## Dataset rows

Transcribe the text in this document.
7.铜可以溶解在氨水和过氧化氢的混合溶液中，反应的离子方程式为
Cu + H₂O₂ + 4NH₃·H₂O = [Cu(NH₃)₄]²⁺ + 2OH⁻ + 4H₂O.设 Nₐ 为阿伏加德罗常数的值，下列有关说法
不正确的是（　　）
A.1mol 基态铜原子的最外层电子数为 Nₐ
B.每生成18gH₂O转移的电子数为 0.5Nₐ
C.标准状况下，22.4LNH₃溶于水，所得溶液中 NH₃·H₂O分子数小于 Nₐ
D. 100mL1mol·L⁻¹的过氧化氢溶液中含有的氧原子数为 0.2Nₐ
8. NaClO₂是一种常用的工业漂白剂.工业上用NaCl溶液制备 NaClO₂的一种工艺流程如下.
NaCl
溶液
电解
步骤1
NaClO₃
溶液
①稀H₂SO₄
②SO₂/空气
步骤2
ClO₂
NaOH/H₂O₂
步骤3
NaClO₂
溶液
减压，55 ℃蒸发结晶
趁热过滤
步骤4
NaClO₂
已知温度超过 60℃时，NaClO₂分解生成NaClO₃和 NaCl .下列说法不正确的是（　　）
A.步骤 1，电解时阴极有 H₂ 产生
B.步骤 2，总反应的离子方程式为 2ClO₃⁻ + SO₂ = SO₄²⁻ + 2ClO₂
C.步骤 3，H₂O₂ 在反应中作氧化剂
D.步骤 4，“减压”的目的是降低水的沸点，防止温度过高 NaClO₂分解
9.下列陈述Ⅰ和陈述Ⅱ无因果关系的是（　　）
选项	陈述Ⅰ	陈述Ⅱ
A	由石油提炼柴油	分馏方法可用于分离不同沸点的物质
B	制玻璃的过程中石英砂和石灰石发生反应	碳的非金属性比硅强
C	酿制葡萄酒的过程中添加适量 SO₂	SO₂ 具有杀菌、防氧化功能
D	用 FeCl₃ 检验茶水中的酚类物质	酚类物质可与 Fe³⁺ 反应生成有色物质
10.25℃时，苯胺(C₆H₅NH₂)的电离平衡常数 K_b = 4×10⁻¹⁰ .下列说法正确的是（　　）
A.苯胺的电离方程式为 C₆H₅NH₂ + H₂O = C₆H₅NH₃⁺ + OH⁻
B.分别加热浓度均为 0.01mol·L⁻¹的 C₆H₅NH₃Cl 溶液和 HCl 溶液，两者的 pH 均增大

## Work to be completed
Transcribe each entry precisely, missing none.

## Solution below
Transcribe the text in this document.
7.铜可以溶解在氨水和过氧化氢的混合溶液中，反应的离子方程式为
Cu + H₂O₂ + 4NH₃·H₂O = [Cu(NH₃)₄]²⁺ + 2OH⁻ + 4H₂O.设 Nₐ 为阿伏加德罗常数的值，下列有关说法
不正确的是（　　）
A.1mol 基态铜原子的最外层电子数为 Nₐ
B.每生成18gH₂O转移的电子数为 0.5Nₐ
C.标准状况下，22.4LNH₃溶于水，所得溶液中 NH₃·H₂O分子数小于 Nₐ
D. 100mL1mol·L⁻¹的过氧化氢溶液中含有的氧原子数为 0.2Nₐ
8. NaClO₂是一种常用的工业漂白剂.工业上用NaCl溶液制备 NaClO₂的一种工艺流程如下.
NaCl
溶液
电解
步骤1
NaClO₃
溶液
①稀H₂SO₄
②SO₂/空气
步骤2
ClO₂
NaOH/H₂O₂
步骤3
NaClO₂
溶液
减压，55 ℃蒸发结晶
趁热过滤
步骤4
NaClO₂
已知温度超过 60℃时，NaClO₂分解生成NaClO₃和 NaCl .下列说法不正确的是（　　）
A.步骤 1，电解时阴极有 H₂ 产生
B.步骤 2，总反应的离子方程式为 2ClO₃⁻ + SO₂ = SO₄²⁻ + 2ClO₂
C.步骤 3，H₂O₂ 在反应中作氧化剂
D.步骤 4，“减压”的目的是降低水的沸点，防止温度过高 NaClO₂分解
9.下列陈述Ⅰ和陈述Ⅱ无因果关系的是（　　）
选项	陈述Ⅰ	陈述Ⅱ
A	由石油提炼柴油	分馏方法可用于分离不同沸点的物质
B	制玻璃的过程中石英砂和石灰石发生反应	碳的非金属性比硅强
C	酿制葡萄酒的过程中添加适量 SO₂	SO₂ 具有杀菌、防氧化功能
D	用 FeCl₃ 检验茶水中的酚类物质	酚类物质可与 Fe³⁺ 反应生成有色物质
10.25℃时，苯胺(C₆H₅NH₂)的电离平衡常数 K_b = 4×10⁻¹⁰ .下列说法正确的是（　　）
A.苯胺的电离方程式为 C₆H₅NH₂ + H₂O = C₆H₅NH₃⁺ + OH⁻
B.分别加热浓度均为 0.01mol·L⁻¹的 C₆H₅NH₃Cl 溶液和 HCl 溶液，两者的 pH 均增大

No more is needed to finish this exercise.